## Exercise details
What follows is a set of entries. Repeat them exactly, but not their pictures.

Data records:
/---

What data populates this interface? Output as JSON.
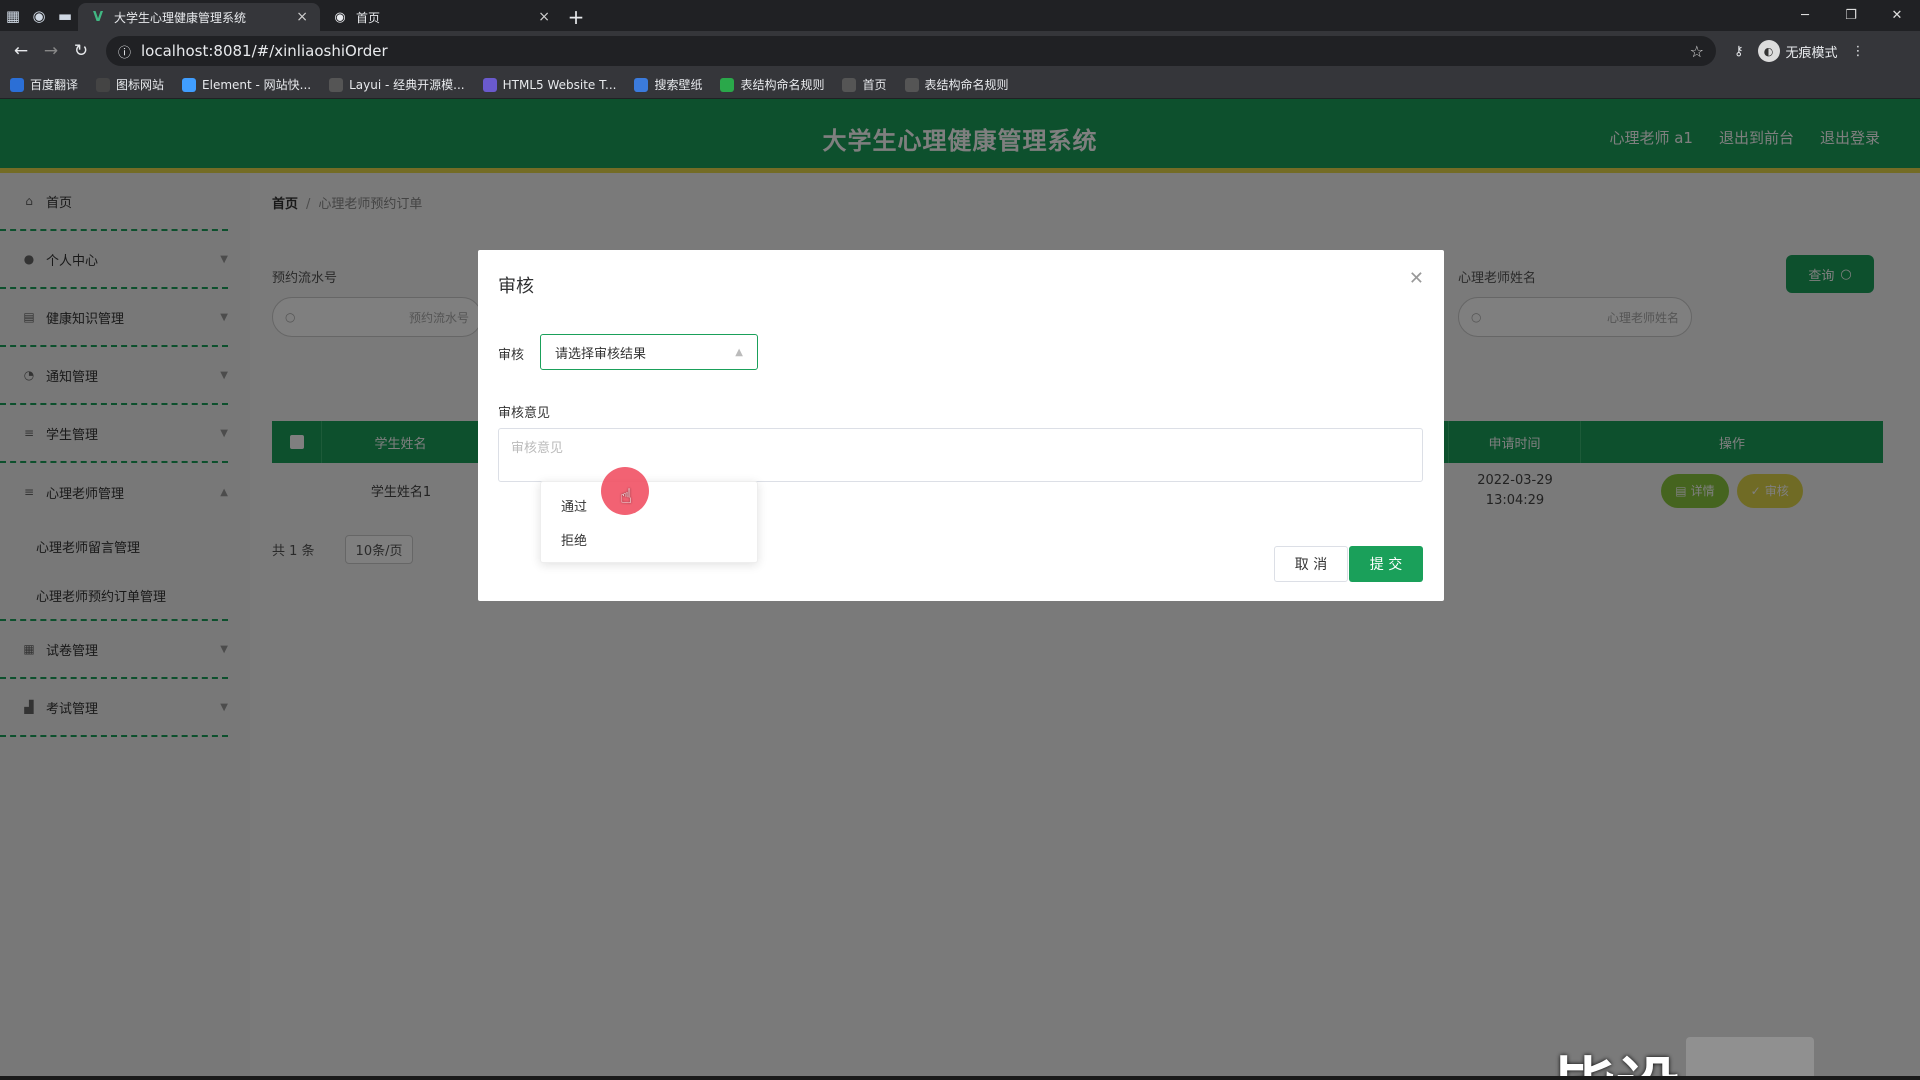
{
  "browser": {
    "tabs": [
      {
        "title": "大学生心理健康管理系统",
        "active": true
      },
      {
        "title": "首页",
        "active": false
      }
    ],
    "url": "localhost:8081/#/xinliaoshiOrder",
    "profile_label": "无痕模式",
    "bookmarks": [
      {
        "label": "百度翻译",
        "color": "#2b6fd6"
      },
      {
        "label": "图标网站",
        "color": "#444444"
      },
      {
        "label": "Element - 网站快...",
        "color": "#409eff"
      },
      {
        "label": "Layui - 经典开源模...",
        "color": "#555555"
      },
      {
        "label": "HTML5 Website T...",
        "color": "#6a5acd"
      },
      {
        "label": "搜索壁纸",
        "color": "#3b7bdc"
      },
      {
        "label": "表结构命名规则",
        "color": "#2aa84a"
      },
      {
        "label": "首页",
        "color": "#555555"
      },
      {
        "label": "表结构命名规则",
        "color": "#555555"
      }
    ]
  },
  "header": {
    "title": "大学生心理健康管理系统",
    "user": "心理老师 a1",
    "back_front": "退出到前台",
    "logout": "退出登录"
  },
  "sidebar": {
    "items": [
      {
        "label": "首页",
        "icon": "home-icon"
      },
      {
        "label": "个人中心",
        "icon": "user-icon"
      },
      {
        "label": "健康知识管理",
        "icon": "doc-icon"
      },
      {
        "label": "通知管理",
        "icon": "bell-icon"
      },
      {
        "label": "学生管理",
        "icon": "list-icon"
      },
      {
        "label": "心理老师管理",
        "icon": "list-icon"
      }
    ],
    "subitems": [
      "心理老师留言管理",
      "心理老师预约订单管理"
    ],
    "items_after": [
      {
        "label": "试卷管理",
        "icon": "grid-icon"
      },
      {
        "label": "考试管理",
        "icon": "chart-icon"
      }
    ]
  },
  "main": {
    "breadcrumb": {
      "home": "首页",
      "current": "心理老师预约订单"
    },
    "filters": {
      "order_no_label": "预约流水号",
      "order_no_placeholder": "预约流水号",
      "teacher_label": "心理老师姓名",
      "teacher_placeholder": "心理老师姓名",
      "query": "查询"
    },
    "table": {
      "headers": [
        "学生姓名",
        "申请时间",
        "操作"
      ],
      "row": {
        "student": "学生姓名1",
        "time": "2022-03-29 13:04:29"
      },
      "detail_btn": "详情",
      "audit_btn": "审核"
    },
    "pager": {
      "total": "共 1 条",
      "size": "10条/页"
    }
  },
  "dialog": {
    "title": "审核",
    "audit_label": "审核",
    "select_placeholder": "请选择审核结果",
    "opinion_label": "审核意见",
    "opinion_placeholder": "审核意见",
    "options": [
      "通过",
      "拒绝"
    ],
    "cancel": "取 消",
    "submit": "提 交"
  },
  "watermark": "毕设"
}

\---

## Answer to the exercise
What data populates this interface? Output as JSON.
{
  "browser": {
    "tabs": [
      {
        "title": "大学生心理健康管理系统",
        "active": true
      },
      {
        "title": "首页",
        "active": false
      }
    ],
    "url": "localhost:8081/#/xinliaoshiOrder",
    "profile_label": "无痕模式",
    "bookmarks": [
      {
        "label": "百度翻译",
        "color": "#2b6fd6"
      },
      {
        "label": "图标网站",
        "color": "#444444"
      },
      {
        "label": "Element - 网站快...",
        "color": "#409eff"
      },
      {
        "label": "Layui - 经典开源模...",
        "color": "#555555"
      },
      {
        "label": "HTML5 Website T...",
        "color": "#6a5acd"
      },
      {
        "label": "搜索壁纸",
        "color": "#3b7bdc"
      },
      {
        "label": "表结构命名规则",
        "color": "#2aa84a"
      },
      {
        "label": "首页",
        "color": "#555555"
      },
      {
        "label": "表结构命名规则",
        "color": "#555555"
      }
    ]
  },
  "header": {
    "title": "大学生心理健康管理系统",
    "user": "心理老师 a1",
    "back_front": "退出到前台",
    "logout": "退出登录"
  },
  "sidebar": {
    "items": [
      {
        "label": "首页",
        "icon": "home-icon"
      },
      {
        "label": "个人中心",
        "icon": "user-icon"
      },
      {
        "label": "健康知识管理",
        "icon": "doc-icon"
      },
      {
        "label": "通知管理",
        "icon": "bell-icon"
      },
      {
        "label": "学生管理",
        "icon": "list-icon"
      },
      {
        "label": "心理老师管理",
        "icon": "list-icon"
      }
    ],
    "subitems": [
      "心理老师留言管理",
      "心理老师预约订单管理"
    ],
    "items_after": [
      {
        "label": "试卷管理",
        "icon": "grid-icon"
      },
      {
        "label": "考试管理",
        "icon": "chart-icon"
      }
    ]
  },
  "main": {
    "breadcrumb": {
      "home": "首页",
      "current": "心理老师预约订单"
    },
    "filters": {
      "order_no_label": "预约流水号",
      "order_no_placeholder": "预约流水号",
      "teacher_label": "心理老师姓名",
      "teacher_placeholder": "心理老师姓名",
      "query": "查询"
    },
    "table": {
      "headers": [
        "学生姓名",
        "申请时间",
        "操作"
      ],
      "row": {
        "student": "学生姓名1",
        "time": "2022-03-29 13:04:29"
      },
      "detail_btn": "详情",
      "audit_btn": "审核"
    },
    "pager": {
      "total": "共 1 条",
      "size": "10条/页"
    }
  },
  "dialog": {
    "title": "审核",
    "audit_label": "审核",
    "select_placeholder": "请选择审核结果",
    "opinion_label": "审核意见",
    "opinion_placeholder": "审核意见",
    "options": [
      "通过",
      "拒绝"
    ],
    "cancel": "取 消",
    "submit": "提 交"
  },
  "watermark": "毕设"
}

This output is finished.